- Chester Park Train Station is an example of Italianate architecture. It was formerly known as Spring Grove Train Station or Witton Place. In Southwestern Ohio, early settlements along the Ohio River and its tributaries employed riverine transportation, but other settlements inland had no way of getting their extra produce to the market. Trains became the primary means of carrying goods inland to markets but also a better form of transportation. Villagers used the trains to travel from town to town, to take pleasure excursions and commute from suburbs to the city. In 1875, across the road from where the station was located, a racetrack called Chester Park was built. The small station quickly became inadequate to handle the crowds of customers who came from the city to this new park. In 1879 the station was enlarged and named Chester Park. This is the structure that now resides at the Heritage Village Museum.
- Benedict Cottage is a Federal building whose original structure was hidden under a Greek Revival cladding. It was originally thought to have been built sometime between 1825 through 1850, but it may be older than that estimate. Originally built as a workman's cottage along Mill Creek, it was eventually moved west of Springfield Pike near Glendale-Milford Road in Woodlawn. There it functioned as a caretaker's home on the grounds of the Benedict Estate, then owned by the Burchenal family of the Procter & Gamble Company. In October 1997 the cottage was moved four miles to the Heritage Village Museum, which has restored it and uses it to interpret 19th-century textile crafts.
- Vorhes House is another Federal building and a typical Cincinnati-area farmhouse from the 1820s or 1830s. Moved from Cornell Road in Blue Ash, it is a substantial and well-built residence. Its floor plan has two rooms and two fireplaces on the first floor and three rooms with two fireplaces on the second floor, which can be reached by either of two staircases.
- Kemper House was built in 1804 by James and Judith Kemper and came from the Walnut Hills section of Cincinnati. Ordained in late October 1792, Rev. Kemper was the first Presbyterian minister ordained north of the Ohio River. This building is considered a house rather than a cabin because of the plastered walls, staircase and wood trim, as well as a large sitting room. Kemper family members continued living in the house until its relocation to the Cincinnati Zoo in 1912.
- Somerset Church was built around 1829 and was located at Fields Ertel and Montgomery Roads in Deerfield Township. Rev. Kemper, who never preached at the church, was instrumental in installing the church's first minister. Rev. Kemper's log house now sits next to Somerset Church at Heritage Village Museum. Its roots begin in 1801, when the Montgomery Presbyterian Church was organized. Church records indicate that its Sunday school attendance was large compared to average worship attendance. The building has been restored to its original appearance and is used for special events in addition to representing the place of early settlers' Christian faith.
- Langdon Medical Office is an example of 1850s Steamboat Gothic architecture. It was the doctor's office of Dr. Henry A. Langdon, a Civil War physician who resided in the Langdon House in Columbia-Tusculum, whence the office was moved. Here Langdon practiced medicine from 1865 to 1876, and the museum interprets it and its collection of 19th-century medical instruments to tell the story of medicine in the 19th century. Relocation from Columbia-Tusculum required complete dismantling and reassembly.
- Fetter General Store is an example of Leadville architecture, moved from Main Street in Boston (now known as Owensville) in Clermont County. Constructed in the 1860s and named for owner John C. Fetter, it was acquired by the Heritage Village Museum in 1983. Extensively deteriorated, the exterior has been restored and is used for education programs.
- Schram Printing Company was located on Madison Avenue in Covington, Kentucky. The building located at the Village is not the original structure for the print shop; it was built as a replica of an original structure in order to hold a collection of printing presses and letter trays donated by Schram.
- Gatch Barn is believed to be one of the oldest barns from Clermont County and comes from the Gatch family farm.
- Myers Schoolhouse is a one-room schoolhouse that was built in 1891. It was taken from Delhi Township.

- **WHAT TO DO**:
Update the stretch of the museum building descriptions from "- Schram Printing" through "donated by Schram.", replacing "replica" with "reproduction". The listing after this point is separate material with no connection to the museum building descriptions.

- **DATA EXCERPTS**:
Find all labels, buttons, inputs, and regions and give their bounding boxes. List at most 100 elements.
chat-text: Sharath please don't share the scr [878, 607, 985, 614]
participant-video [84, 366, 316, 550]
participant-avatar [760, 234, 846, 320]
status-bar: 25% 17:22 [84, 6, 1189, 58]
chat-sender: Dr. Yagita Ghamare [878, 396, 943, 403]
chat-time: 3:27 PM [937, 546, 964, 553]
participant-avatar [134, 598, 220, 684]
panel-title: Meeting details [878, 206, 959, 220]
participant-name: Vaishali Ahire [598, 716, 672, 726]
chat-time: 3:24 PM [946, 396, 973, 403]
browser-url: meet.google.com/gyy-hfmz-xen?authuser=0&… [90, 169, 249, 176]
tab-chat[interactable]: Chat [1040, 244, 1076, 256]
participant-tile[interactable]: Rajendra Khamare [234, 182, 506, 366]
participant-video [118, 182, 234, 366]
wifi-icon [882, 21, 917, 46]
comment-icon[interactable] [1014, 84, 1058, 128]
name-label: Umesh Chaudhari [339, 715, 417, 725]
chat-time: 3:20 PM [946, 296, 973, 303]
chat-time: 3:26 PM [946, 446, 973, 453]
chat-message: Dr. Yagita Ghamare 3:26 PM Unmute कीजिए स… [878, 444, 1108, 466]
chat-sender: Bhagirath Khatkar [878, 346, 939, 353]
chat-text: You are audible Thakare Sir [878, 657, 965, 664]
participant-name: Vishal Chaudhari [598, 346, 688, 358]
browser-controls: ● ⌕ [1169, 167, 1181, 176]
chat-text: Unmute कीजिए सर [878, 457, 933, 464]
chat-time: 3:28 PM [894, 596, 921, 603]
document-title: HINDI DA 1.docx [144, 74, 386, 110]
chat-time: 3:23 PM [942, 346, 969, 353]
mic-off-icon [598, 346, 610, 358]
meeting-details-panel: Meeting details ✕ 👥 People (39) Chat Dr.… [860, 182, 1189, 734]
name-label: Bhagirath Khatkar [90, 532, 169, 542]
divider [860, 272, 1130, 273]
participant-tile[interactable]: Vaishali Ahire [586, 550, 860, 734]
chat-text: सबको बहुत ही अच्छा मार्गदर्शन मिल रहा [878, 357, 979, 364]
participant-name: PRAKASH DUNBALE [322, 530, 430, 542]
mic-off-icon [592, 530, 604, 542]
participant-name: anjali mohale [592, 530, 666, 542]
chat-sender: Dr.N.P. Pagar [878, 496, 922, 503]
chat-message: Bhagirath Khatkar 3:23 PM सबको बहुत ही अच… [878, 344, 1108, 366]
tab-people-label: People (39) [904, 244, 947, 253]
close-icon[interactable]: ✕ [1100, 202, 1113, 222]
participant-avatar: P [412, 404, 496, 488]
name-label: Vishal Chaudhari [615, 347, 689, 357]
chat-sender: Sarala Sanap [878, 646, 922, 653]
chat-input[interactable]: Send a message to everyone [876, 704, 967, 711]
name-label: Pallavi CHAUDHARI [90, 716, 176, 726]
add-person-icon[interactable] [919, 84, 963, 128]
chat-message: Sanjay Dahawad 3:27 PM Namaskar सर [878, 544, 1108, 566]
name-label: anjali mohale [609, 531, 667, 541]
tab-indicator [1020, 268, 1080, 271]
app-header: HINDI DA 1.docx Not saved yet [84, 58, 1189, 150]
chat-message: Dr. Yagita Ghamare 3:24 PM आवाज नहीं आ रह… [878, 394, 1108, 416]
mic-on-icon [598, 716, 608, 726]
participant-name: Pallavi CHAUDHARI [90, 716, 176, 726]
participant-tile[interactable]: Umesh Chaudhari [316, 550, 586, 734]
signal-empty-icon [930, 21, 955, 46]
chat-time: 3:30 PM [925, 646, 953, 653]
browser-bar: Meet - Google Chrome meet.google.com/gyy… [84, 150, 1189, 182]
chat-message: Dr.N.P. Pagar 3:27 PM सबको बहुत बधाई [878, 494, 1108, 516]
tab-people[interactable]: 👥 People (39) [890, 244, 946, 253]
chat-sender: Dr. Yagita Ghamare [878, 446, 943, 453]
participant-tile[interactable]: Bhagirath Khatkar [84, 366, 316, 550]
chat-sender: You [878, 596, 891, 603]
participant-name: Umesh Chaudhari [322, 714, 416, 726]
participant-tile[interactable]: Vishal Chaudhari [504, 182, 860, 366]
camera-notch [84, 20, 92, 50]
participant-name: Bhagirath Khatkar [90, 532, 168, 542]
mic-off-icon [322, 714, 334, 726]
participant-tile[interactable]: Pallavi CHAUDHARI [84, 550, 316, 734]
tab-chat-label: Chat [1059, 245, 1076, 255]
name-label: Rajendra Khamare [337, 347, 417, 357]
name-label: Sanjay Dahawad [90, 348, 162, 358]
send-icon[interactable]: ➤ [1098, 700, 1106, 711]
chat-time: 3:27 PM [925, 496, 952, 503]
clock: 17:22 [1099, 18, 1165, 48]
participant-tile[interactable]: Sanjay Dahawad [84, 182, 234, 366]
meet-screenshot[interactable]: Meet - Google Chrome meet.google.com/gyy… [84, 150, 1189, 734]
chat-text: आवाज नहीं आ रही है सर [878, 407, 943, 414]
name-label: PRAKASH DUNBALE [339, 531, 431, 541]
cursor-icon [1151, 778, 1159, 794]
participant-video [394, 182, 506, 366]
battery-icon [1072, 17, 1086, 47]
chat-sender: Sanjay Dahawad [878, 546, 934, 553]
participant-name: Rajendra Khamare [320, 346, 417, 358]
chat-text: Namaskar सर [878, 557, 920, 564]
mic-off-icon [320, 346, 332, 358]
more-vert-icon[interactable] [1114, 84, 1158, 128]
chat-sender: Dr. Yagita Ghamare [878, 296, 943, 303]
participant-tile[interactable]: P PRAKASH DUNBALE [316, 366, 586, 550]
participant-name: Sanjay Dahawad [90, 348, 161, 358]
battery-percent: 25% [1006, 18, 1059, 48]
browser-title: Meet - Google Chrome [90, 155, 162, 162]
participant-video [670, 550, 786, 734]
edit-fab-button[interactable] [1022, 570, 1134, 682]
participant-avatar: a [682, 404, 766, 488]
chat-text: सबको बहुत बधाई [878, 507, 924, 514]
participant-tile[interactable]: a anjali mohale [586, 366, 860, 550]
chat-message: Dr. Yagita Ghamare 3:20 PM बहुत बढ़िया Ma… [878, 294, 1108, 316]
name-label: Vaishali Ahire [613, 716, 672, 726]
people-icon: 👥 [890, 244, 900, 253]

- **YOUR RESPONSE**:
- Schram Printing Company was located on Madison Avenue in Covington, Kentucky. The building located at the Village is not the original structure for the print shop; it was built as a reproduction of an original structure in order to hold a collection of printing presses and letter trays donated by Schram.